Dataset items
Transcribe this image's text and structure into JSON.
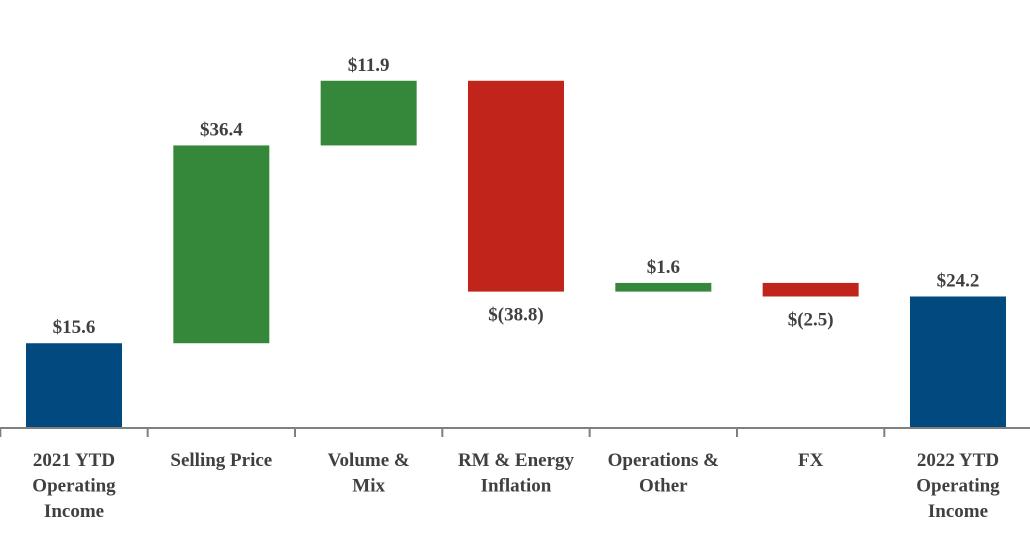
{
  "chart_data": {
    "type": "waterfall",
    "title": "",
    "xlabel": "",
    "ylabel": "",
    "ylim": [
      0,
      63
    ],
    "grid": false,
    "legend": "none",
    "categories": [
      [
        "2021 YTD",
        "Operating",
        "Income"
      ],
      [
        "Selling Price"
      ],
      [
        "Volume &",
        "Mix"
      ],
      [
        "RM & Energy",
        "Inflation"
      ],
      [
        "Operations &",
        "Other"
      ],
      [
        "FX"
      ],
      [
        "2022 YTD",
        "Operating",
        "Income"
      ]
    ],
    "values": [
      15.6,
      36.4,
      11.9,
      -38.8,
      1.6,
      -2.5,
      24.2
    ],
    "kinds": [
      "total",
      "delta",
      "delta",
      "delta",
      "delta",
      "delta",
      "total"
    ],
    "labels": [
      "$15.6",
      "$36.4",
      "$11.9",
      "$(38.8)",
      "$1.6",
      "$(2.5)",
      "$24.2"
    ],
    "colors": {
      "total": "#004a80",
      "increase": "#35883a",
      "decrease": "#c0241a",
      "axis": "#808080",
      "text": "#404040"
    }
  }
}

» Task objective:
Extract every line of the data exactly; pictures stay out.

» Response to the task:
Transcribe this image's text and structure into JSON.
{
  "chart_data": {
    "type": "waterfall",
    "title": "",
    "xlabel": "",
    "ylabel": "",
    "ylim": [
      0,
      63
    ],
    "grid": false,
    "legend": "none",
    "categories": [
      [
        "2021 YTD",
        "Operating",
        "Income"
      ],
      [
        "Selling Price"
      ],
      [
        "Volume &",
        "Mix"
      ],
      [
        "RM & Energy",
        "Inflation"
      ],
      [
        "Operations &",
        "Other"
      ],
      [
        "FX"
      ],
      [
        "2022 YTD",
        "Operating",
        "Income"
      ]
    ],
    "values": [
      15.6,
      36.4,
      11.9,
      -38.8,
      1.6,
      -2.5,
      24.2
    ],
    "kinds": [
      "total",
      "delta",
      "delta",
      "delta",
      "delta",
      "delta",
      "total"
    ],
    "labels": [
      "$15.6",
      "$36.4",
      "$11.9",
      "$(38.8)",
      "$1.6",
      "$(2.5)",
      "$24.2"
    ],
    "colors": {
      "total": "#004a80",
      "increase": "#35883a",
      "decrease": "#c0241a",
      "axis": "#808080",
      "text": "#404040"
    }
  }
}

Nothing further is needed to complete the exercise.